◆ YOUR INSTRUCTIONS
All the entries below should be reproduced exactly.

◆ DATA SHOWN
■ ■ ■ ■ ■ ■ ■

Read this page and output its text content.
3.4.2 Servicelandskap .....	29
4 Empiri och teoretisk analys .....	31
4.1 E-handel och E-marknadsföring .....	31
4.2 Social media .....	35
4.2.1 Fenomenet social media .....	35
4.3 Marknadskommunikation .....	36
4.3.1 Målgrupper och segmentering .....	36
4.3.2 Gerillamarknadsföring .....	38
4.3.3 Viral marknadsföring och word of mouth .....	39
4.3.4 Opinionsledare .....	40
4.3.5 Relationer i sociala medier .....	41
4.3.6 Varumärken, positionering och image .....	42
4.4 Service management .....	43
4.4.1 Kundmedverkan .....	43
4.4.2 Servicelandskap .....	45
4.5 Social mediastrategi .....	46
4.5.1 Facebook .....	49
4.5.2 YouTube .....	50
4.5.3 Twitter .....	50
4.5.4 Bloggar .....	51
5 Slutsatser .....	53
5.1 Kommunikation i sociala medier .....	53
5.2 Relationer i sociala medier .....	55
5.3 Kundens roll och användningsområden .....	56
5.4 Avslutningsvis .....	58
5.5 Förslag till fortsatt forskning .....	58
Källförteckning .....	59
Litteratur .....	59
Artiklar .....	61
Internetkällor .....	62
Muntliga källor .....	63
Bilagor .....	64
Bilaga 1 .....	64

■ ■ ■ ■ ■ ■ ■

◆ ANSWER TO THIS EXERCISE
Read this page and output its text content.
3.4.2 Servicelandskap .....	29
4 Empiri och teoretisk analys .....	31
4.1 E-handel och E-marknadsföring .....	31
4.2 Social media .....	35
4.2.1 Fenomenet social media .....	35
4.3 Marknadskommunikation .....	36
4.3.1 Målgrupper och segmentering .....	36
4.3.2 Gerillamarknadsföring .....	38
4.3.3 Viral marknadsföring och word of mouth .....	39
4.3.4 Opinionsledare .....	40
4.3.5 Relationer i sociala medier .....	41
4.3.6 Varumärken, positionering och image .....	42
4.4 Service management .....	43
4.4.1 Kundmedverkan .....	43
4.4.2 Servicelandskap .....	45
4.5 Social mediastrategi .....	46
4.5.1 Facebook .....	49
4.5.2 YouTube .....	50
4.5.3 Twitter .....	50
4.5.4 Bloggar .....	51
5 Slutsatser .....	53
5.1 Kommunikation i sociala medier .....	53
5.2 Relationer i sociala medier .....	55
5.3 Kundens roll och användningsområden .....	56
5.4 Avslutningsvis .....	58
5.5 Förslag till fortsatt forskning .....	58
Källförteckning .....	59
Litteratur .....	59
Artiklar .....	61
Internetkällor .....	62
Muntliga källor .....	63
Bilagor .....	64
Bilaga 1 .....	64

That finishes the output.